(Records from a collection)
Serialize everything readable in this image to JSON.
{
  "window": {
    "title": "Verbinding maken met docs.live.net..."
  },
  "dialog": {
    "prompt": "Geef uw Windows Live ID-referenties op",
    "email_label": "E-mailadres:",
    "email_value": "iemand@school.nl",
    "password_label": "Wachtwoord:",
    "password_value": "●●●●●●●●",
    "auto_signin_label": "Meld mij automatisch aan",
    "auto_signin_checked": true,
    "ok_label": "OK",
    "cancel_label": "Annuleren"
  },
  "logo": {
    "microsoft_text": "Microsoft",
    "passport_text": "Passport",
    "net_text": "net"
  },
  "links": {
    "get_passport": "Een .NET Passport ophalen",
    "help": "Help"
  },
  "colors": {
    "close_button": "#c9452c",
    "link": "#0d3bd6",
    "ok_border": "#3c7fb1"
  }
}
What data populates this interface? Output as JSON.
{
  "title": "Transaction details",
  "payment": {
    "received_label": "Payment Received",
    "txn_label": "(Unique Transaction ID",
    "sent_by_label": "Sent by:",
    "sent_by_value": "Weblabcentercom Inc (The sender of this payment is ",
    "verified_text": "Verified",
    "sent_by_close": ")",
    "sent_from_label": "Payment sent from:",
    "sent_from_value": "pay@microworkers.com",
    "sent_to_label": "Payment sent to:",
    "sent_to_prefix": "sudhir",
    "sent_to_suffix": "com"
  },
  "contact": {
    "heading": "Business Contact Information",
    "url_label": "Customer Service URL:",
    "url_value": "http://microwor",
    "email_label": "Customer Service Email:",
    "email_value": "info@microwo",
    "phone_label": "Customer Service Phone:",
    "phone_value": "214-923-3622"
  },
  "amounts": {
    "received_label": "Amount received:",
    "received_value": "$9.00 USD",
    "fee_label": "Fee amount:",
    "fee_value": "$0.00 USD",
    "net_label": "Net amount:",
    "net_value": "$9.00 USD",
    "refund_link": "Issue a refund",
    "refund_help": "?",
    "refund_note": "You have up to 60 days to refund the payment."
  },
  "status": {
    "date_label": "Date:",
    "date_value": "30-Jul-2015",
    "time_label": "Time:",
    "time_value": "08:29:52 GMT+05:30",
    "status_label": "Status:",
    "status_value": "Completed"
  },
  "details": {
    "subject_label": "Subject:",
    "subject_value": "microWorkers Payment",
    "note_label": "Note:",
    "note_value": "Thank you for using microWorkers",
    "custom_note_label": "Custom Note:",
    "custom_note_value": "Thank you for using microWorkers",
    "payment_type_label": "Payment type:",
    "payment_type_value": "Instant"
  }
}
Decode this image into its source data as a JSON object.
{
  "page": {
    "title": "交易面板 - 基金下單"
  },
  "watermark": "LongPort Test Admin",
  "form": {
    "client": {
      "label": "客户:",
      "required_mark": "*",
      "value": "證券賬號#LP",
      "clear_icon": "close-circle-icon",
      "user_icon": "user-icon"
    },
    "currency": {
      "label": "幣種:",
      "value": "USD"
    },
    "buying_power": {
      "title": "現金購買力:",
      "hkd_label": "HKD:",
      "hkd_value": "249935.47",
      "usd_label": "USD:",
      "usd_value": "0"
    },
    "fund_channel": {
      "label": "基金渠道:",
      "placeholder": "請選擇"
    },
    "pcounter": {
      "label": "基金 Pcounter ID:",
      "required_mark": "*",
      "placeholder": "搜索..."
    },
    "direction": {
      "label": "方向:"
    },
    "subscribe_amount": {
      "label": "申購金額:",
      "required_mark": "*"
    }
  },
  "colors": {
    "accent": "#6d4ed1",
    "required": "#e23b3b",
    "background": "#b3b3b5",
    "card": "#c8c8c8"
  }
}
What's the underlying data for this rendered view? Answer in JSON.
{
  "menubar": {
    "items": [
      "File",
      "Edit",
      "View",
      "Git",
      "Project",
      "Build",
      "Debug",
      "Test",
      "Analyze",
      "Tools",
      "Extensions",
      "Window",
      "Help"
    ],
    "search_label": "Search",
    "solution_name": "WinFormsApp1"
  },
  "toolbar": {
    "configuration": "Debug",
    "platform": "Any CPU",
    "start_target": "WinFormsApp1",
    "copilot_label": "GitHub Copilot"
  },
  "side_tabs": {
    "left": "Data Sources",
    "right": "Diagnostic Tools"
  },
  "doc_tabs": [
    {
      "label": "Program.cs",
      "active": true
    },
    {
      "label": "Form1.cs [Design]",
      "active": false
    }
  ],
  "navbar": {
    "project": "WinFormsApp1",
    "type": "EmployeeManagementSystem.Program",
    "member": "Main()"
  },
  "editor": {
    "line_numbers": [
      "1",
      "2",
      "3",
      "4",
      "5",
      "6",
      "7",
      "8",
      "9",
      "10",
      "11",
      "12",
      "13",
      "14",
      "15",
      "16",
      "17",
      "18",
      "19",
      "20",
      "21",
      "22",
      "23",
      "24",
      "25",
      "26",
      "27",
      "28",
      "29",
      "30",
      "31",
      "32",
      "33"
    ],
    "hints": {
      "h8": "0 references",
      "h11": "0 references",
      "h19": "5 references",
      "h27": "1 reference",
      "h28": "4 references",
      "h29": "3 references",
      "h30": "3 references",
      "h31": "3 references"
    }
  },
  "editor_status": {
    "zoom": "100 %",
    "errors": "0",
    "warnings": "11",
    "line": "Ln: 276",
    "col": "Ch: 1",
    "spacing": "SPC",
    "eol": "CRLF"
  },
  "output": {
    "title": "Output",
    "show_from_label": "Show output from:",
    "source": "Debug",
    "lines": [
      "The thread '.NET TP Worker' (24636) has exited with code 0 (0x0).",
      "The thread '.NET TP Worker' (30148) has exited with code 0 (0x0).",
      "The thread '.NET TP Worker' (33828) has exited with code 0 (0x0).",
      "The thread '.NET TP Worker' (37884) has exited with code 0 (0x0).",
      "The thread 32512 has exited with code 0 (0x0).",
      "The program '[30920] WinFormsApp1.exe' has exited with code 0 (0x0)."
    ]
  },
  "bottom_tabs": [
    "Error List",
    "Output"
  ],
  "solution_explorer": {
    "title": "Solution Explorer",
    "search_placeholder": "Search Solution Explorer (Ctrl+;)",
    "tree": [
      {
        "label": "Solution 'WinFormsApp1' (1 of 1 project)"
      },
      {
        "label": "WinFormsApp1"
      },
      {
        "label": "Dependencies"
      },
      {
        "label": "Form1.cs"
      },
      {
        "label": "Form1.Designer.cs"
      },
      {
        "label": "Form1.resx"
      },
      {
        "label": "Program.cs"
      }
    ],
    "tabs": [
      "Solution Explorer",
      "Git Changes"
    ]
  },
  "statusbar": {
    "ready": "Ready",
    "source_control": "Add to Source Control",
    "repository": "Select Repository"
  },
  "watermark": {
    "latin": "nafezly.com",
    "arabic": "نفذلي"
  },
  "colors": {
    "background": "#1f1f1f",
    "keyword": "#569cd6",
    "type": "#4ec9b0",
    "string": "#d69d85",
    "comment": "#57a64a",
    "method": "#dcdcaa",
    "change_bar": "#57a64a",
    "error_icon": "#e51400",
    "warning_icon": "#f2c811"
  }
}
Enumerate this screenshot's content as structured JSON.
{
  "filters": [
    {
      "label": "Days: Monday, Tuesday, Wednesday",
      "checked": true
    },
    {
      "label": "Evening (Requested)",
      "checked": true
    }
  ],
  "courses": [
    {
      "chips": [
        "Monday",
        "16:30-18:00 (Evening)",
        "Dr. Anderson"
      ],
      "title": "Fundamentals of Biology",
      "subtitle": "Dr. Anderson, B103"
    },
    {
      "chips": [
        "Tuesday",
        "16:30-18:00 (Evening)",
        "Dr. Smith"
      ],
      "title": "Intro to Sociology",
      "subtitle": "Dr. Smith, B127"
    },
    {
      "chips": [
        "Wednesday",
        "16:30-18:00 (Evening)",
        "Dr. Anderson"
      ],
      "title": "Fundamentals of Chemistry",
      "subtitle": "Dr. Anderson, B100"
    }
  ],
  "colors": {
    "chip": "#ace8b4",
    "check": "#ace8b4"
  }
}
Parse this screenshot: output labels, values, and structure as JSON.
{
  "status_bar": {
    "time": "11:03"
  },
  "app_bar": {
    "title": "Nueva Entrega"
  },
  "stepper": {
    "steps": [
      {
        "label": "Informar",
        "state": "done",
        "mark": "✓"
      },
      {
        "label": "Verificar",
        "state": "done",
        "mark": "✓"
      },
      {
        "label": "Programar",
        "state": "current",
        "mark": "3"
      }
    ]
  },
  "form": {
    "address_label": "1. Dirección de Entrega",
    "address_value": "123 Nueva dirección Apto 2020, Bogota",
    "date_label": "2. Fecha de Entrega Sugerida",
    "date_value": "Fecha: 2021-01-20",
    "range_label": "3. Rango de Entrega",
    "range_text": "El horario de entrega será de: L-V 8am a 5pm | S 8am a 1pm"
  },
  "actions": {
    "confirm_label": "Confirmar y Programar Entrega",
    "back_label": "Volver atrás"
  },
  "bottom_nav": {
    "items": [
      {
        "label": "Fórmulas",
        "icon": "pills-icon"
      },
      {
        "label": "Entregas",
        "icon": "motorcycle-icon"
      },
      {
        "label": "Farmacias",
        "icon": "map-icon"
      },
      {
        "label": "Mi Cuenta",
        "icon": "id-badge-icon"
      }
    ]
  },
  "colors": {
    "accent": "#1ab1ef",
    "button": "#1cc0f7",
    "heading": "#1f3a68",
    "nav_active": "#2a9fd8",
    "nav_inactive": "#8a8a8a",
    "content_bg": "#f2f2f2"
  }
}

■ Problem to solve:
With the line containing "Parse this screenshot: output" as the first and the last line of the records as the final one, print exactly the lines in that span.

■ Correct answer:
Parse this screenshot: output labels, values, and structure as JSON.
{
  "status_bar": {
    "time": "11:03"
  },
  "app_bar": {
    "title": "Nueva Entrega"
  },
  "stepper": {
    "steps": [
      {
        "label": "Informar",
        "state": "done",
        "mark": "✓"
      },
      {
        "label": "Verificar",
        "state": "done",
        "mark": "✓"
      },
      {
        "label": "Programar",
        "state": "current",
        "mark": "3"
      }
    ]
  },
  "form": {
    "address_label": "1. Dirección de Entrega",
    "address_value": "123 Nueva dirección Apto 2020, Bogota",
    "date_label": "2. Fecha de Entrega Sugerida",
    "date_value": "Fecha: 2021-01-20",
    "range_label": "3. Rango de Entrega",
    "range_text": "El horario de entrega será de: L-V 8am a 5pm | S 8am a 1pm"
  },
  "actions": {
    "confirm_label": "Confirmar y Programar Entrega",
    "back_label": "Volver atrás"
  },
  "bottom_nav": {
    "items": [
      {
        "label": "Fórmulas",
        "icon": "pills-icon"
      },
      {
        "label": "Entregas",
        "icon": "motorcycle-icon"
      },
      {
        "label": "Farmacias",
        "icon": "map-icon"
      },
      {
        "label": "Mi Cuenta",
        "icon": "id-badge-icon"
      }
    ]
  },
  "colors": {
    "accent": "#1ab1ef",
    "button": "#1cc0f7",
    "heading": "#1f3a68",
    "nav_active": "#2a9fd8",
    "nav_inactive": "#8a8a8a",
    "content_bg": "#f2f2f2"
  }
}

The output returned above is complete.